Report all lines holding "detection".
◇ ◇ ◇
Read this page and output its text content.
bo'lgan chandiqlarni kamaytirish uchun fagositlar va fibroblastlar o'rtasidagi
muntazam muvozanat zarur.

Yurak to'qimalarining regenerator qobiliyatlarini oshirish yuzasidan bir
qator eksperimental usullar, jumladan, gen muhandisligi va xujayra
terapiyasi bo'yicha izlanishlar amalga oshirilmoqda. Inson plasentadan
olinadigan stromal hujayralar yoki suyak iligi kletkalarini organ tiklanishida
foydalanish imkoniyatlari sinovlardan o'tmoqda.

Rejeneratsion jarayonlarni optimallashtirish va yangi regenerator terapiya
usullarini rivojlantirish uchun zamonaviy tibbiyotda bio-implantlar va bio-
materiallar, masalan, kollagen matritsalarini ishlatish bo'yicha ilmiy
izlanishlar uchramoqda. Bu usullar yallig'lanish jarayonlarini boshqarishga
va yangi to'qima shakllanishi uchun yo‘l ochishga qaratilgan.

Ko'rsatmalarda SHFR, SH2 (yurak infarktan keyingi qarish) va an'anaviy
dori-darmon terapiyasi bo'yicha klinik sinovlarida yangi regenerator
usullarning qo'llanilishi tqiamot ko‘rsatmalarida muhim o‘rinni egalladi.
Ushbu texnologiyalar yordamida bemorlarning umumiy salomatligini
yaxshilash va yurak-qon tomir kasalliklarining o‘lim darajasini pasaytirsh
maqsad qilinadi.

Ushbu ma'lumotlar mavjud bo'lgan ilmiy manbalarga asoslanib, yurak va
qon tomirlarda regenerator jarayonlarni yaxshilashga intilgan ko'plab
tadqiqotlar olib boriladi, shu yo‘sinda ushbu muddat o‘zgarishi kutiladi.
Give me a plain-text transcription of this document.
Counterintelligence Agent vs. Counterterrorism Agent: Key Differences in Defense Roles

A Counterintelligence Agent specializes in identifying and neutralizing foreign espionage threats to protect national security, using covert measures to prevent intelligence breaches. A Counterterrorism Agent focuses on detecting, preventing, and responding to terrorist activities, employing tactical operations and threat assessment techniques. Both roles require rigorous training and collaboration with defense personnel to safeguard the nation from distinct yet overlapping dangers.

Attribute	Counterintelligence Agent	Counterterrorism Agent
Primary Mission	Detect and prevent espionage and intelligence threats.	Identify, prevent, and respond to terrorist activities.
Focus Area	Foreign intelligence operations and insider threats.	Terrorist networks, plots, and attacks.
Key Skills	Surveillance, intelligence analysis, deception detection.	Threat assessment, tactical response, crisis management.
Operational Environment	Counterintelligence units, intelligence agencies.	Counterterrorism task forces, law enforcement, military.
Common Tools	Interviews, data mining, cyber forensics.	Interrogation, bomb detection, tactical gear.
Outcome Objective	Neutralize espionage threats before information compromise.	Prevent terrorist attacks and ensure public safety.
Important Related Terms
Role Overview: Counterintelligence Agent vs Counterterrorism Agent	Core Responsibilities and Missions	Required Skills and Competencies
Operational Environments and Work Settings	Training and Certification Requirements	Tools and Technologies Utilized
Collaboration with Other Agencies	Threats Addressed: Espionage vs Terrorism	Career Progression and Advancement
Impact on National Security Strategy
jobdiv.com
◇ ◇ ◇
**Response below:**
Key Skills	Surveillance, intelligence analysis, deception detection.	Threat assessment, tactical response, crisis management.
Common Tools	Interviews, data mining, cyber forensics.	Interrogation, bomb detection, tactical gear.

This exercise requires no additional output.